-- REQUIRED TASKS --
A – Answer these questions about the quadratic-form thread, one line each:
(i) What kind of vector does the asker say ∇f is?
(ii) What does the asker say ∂f/∂x evaluates to when f is a scalar?
(iii) What does the asker set y(x) equal to?
B – In the proof in the quadratic-form thread, why does the differential of f keep only x^T A h and h^T A x from the expansion of f(x + h) − f(x)? Answer in one to three sentences.

-- EXTRACT --
(begin)

This question is similar to How to take the gradient of the quadratic form?
But I do not like the answer to that question.
The reason is because the answerer is mixing $\nabla$ with $\dfrac{\partial}{\partial x}$. What I have learned is that $\nabla f$ is a column vector, it is the gradient of $f$, and$\dfrac{\partial}{\partial x} f$ is the Jacobian of $f$, which evaluates to a row vector when $f$ is a scalar.
Why is it even appropriate to mix these notations…?
… In any case, is there a straight forward way of using properties of $\nabla$ to show $$\nabla x^TAx = (A + A^T)x, A \in \mathbb{R}^{n \times n}, x \in \mathbb{R}^n$$
I like the approach used in the linked question. Let $y(x) = Ax$, then
$$\nabla x^TAx = \nabla x^Ty(x)$$
Is there a way to use a chain rule for $\nabla$ at this stage?
I'm thinking of something like
$$\nabla x^TAx = \nabla x^Ty(x) = y(x)^T \nabla x + x^T\nabla y(x)$$
But I have no idea if the above holds.
Best Answer
Here is a proof from first principles:
Let $$f(\mathbf{x})= \mathbf{x}^T A \mathbf{x},$$ and observe that $$f(\mathbf{x}+\mathbf{h})-f(\mathbf{x})=(\mathbf{x}+\mathbf{h})^T A( \mathbf{x}+\mathbf{h})-\mathbf{x}^T A \mathbf{x}=\mathbf{x}^T A \mathbf{h}+\mathbf{h}^T A \mathbf{x}+\mathbf{h}^T A \mathbf{h}. $$ As the last term is of order $\mathcal{O} \left(|\mathbf{h}|^2\right)$, the differential of $f$ is the linear map $$df_\mathbf{x} (\mathbf{h})=\mathbf{x}^T A \mathbf{h}+\mathbf{h}^T A \mathbf{x}=\mathbf{x}^T A \mathbf{h}+\mathbf{x}^T A^T \mathbf{h}=\left( \mathbf{x}^TA+\mathbf{x}^T A^T \right) \mathbf{h} = \left( A^T \mathbf{x}+A \mathbf{x} \right) \mathbf{h}. $$

(end)

-- GIVEN RECORDS --
(begin)

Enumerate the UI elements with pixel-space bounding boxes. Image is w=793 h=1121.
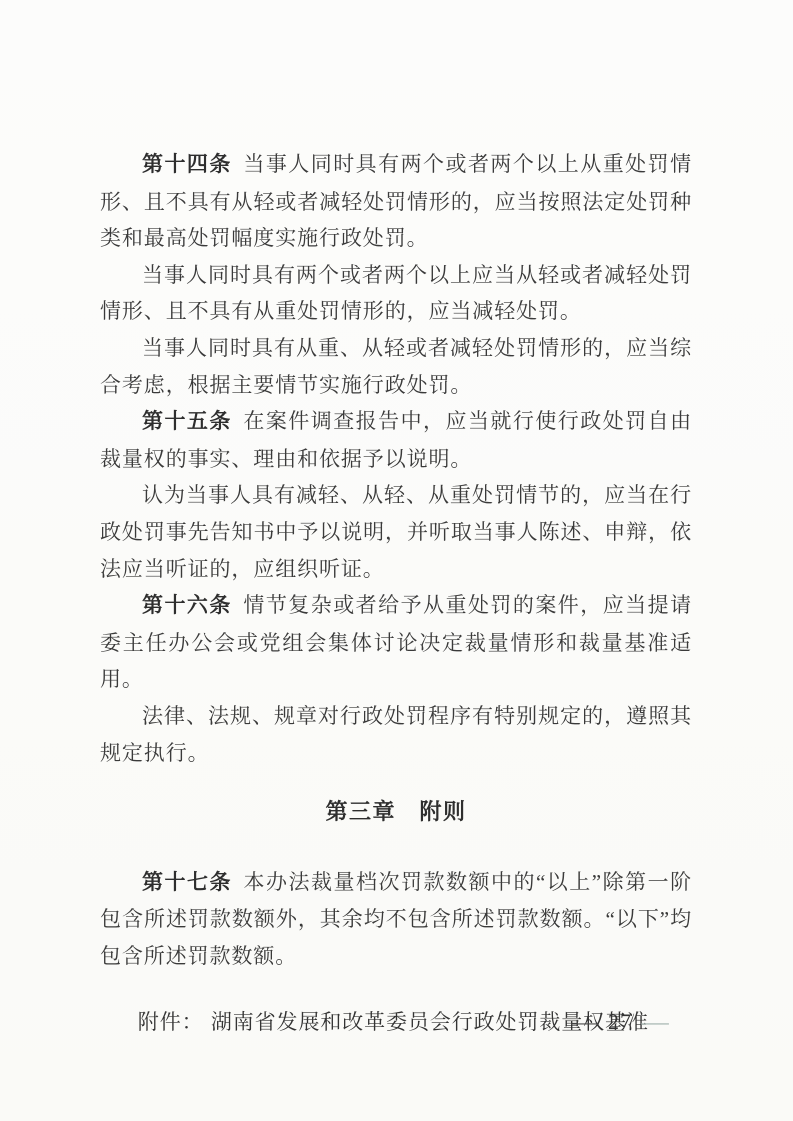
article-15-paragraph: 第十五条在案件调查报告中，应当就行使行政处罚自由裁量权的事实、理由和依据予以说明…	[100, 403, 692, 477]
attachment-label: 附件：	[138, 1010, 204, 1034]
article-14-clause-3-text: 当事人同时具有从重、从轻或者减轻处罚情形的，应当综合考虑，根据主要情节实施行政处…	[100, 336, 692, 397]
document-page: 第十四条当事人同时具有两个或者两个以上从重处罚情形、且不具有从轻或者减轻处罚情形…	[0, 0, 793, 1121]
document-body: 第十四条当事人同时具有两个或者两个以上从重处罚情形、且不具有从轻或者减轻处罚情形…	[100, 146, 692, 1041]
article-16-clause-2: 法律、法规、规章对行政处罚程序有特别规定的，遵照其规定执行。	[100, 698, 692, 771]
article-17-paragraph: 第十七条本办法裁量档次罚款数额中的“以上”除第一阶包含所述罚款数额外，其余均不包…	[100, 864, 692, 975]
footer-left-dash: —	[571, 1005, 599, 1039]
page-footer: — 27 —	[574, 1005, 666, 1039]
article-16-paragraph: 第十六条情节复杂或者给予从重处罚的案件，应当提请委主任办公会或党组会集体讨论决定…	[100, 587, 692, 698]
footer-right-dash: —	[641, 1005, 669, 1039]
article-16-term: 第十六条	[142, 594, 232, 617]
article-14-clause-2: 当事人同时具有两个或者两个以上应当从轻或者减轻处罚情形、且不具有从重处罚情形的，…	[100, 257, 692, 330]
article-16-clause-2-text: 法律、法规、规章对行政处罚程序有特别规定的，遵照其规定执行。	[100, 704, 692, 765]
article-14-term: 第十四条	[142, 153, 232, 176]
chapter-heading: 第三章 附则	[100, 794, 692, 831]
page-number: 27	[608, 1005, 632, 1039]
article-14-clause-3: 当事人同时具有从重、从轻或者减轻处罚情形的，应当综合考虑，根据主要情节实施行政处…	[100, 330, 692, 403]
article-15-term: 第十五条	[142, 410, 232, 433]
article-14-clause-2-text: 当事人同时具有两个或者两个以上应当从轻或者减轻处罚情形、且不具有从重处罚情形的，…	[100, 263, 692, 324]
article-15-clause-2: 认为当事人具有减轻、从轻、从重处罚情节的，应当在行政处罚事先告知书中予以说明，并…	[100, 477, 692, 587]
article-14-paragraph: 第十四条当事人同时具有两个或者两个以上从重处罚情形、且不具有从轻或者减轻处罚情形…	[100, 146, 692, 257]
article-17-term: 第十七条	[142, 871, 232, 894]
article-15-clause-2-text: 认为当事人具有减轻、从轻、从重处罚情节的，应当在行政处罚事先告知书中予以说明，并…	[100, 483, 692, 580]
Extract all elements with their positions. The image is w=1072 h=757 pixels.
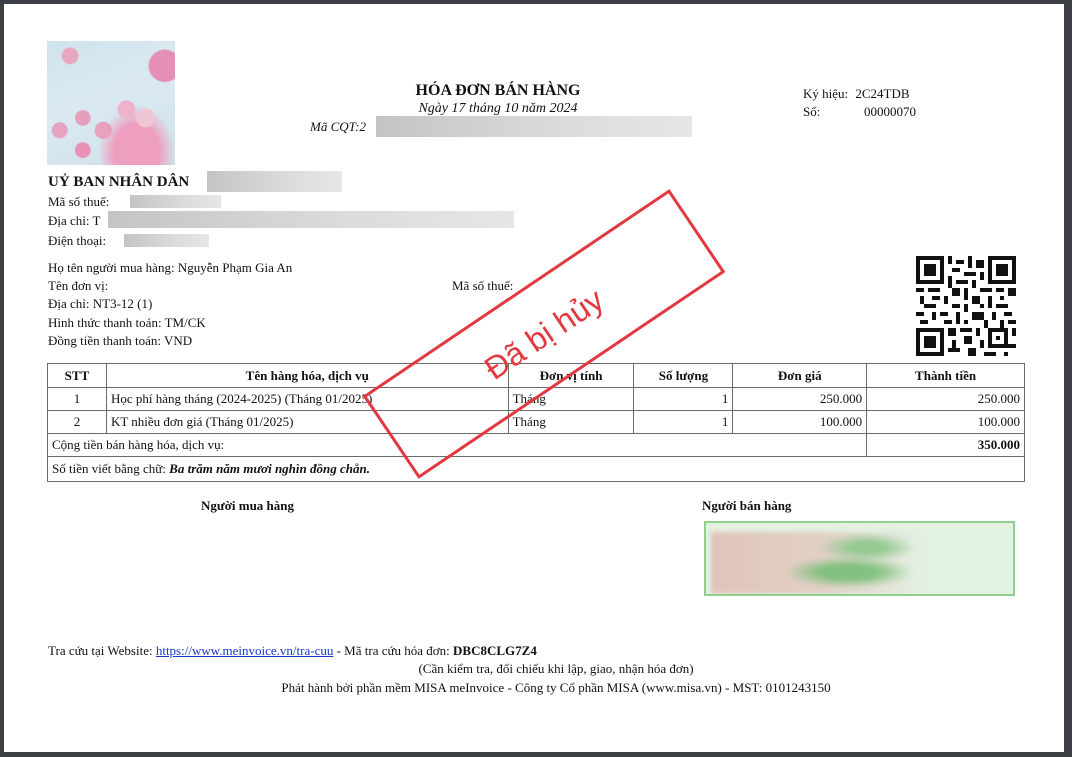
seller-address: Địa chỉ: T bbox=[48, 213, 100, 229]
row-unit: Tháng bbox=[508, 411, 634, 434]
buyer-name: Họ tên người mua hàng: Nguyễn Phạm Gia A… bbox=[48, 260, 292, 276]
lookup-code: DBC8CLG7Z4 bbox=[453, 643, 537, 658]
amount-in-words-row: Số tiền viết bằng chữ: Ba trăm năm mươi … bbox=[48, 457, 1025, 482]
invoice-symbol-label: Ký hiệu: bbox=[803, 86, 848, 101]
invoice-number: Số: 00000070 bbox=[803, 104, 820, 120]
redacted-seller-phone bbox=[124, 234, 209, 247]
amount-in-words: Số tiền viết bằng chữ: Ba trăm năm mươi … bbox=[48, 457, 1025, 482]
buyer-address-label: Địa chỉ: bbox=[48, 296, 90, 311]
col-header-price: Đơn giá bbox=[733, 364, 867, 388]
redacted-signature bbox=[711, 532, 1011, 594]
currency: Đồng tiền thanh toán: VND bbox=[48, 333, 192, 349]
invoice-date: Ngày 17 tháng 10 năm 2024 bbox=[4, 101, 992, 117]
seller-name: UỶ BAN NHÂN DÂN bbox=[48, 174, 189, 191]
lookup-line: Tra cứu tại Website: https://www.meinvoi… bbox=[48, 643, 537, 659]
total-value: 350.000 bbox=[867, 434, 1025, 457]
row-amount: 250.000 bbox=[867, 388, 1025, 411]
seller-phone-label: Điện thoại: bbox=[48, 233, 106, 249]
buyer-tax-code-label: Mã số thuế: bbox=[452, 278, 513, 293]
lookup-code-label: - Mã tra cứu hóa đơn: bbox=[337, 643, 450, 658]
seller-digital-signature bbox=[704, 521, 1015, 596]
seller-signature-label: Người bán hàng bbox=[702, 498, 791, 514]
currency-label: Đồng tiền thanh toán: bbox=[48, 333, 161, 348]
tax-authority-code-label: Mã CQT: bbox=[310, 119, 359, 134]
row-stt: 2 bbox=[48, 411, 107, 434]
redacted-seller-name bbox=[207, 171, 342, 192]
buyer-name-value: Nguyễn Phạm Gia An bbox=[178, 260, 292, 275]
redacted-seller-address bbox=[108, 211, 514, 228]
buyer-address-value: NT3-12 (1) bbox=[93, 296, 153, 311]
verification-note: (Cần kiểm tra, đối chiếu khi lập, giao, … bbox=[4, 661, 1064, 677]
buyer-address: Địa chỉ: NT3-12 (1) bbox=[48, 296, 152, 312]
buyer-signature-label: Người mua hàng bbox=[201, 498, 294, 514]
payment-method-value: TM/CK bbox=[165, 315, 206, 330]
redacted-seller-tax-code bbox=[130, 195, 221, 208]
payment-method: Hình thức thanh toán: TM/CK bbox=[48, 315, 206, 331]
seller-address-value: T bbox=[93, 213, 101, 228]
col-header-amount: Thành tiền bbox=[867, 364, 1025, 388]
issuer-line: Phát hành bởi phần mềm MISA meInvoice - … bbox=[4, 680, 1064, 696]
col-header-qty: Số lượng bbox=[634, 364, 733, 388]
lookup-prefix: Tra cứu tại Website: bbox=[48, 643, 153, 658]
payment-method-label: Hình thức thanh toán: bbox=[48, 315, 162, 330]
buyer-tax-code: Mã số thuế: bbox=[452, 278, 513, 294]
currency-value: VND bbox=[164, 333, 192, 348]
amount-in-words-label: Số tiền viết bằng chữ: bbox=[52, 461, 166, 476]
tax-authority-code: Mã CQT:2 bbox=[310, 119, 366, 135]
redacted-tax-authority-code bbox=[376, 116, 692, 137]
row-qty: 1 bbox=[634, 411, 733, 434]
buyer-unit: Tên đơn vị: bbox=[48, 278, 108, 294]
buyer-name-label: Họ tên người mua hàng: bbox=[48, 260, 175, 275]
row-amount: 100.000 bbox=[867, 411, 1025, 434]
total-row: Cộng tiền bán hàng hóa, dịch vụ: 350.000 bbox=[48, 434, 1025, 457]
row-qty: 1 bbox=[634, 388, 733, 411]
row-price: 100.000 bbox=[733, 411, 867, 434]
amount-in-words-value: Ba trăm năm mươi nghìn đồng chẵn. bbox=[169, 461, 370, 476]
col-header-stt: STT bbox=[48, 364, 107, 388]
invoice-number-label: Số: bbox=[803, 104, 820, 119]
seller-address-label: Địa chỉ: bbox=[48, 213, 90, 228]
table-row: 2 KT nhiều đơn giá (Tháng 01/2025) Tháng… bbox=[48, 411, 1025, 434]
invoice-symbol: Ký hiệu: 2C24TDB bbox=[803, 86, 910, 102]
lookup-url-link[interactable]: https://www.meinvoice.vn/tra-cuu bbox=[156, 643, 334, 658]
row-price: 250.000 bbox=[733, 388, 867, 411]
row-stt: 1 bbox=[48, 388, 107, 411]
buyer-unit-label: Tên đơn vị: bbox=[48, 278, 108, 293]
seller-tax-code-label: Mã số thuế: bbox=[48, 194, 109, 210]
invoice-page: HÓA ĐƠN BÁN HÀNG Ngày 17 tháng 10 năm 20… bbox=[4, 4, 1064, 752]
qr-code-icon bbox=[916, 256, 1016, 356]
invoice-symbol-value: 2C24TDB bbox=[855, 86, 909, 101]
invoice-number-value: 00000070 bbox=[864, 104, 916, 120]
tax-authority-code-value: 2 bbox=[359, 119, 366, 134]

(end)
(begin)

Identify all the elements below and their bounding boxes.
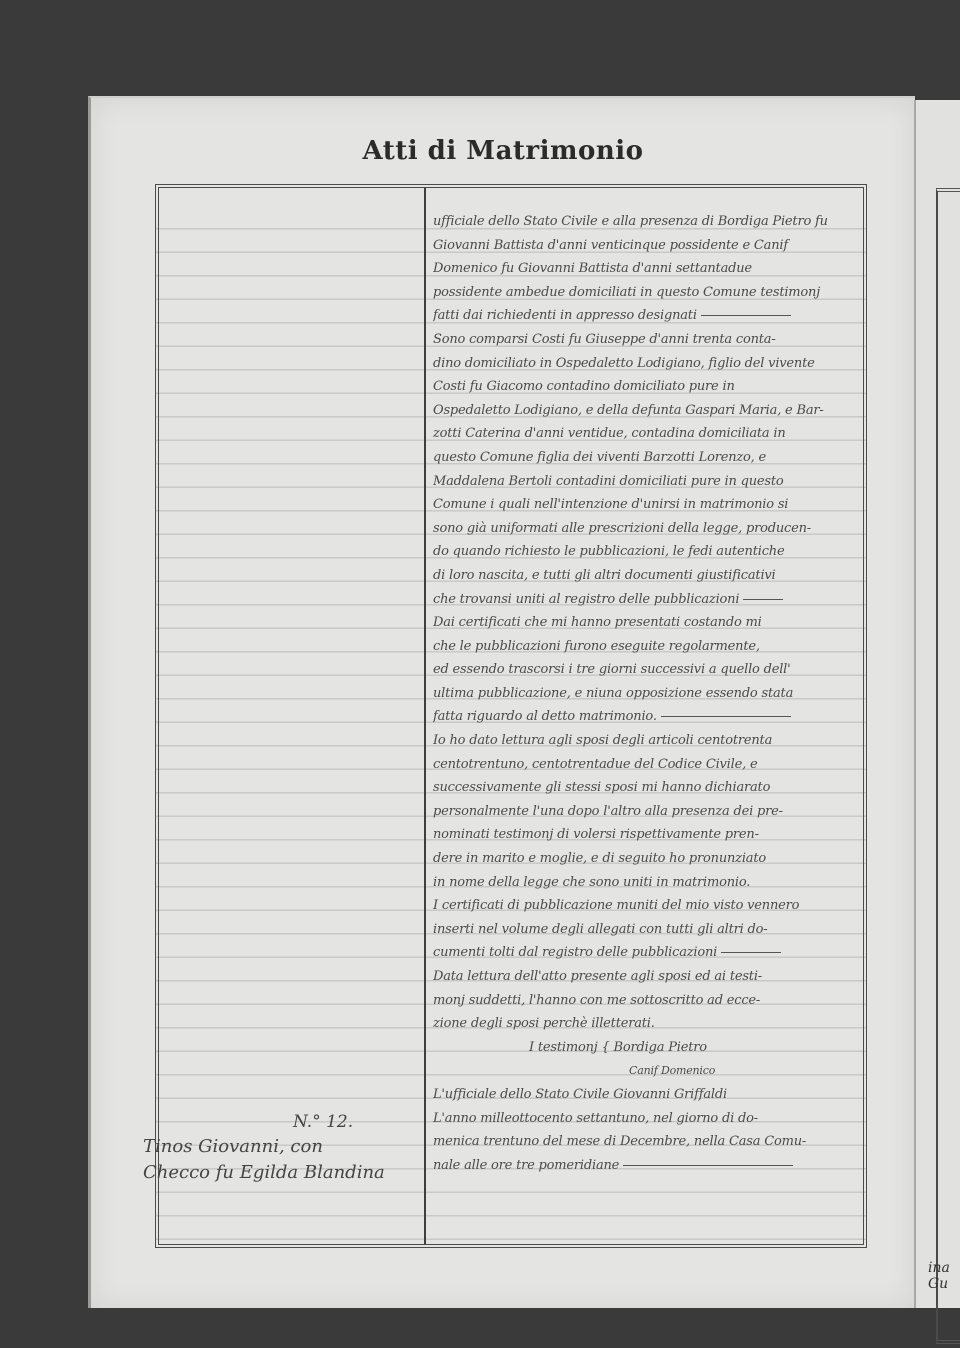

(end)
(begin)

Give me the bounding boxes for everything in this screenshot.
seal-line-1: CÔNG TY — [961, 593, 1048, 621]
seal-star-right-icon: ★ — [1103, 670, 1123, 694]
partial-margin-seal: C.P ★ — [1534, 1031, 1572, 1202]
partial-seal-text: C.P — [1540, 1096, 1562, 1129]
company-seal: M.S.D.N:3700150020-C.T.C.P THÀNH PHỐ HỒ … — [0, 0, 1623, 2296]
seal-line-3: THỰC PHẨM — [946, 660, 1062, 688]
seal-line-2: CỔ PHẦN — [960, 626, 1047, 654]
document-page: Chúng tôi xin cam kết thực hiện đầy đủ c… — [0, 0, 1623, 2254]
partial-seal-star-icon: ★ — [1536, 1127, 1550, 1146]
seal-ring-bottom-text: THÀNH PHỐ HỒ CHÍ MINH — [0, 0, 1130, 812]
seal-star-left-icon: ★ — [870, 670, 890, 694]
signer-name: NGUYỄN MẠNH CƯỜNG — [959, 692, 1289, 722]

(end)

-- RESULTS OF THE EXERCISE --
A –
(i) A column vector, the gradient of f.
(ii) A row vector, the Jacobian of f.
(iii) Ax.

B – The remaining term, h^T A h, is of order O(|h|^2), so it is left out. The differential is therefore the linear map x^T A h + h^T A x.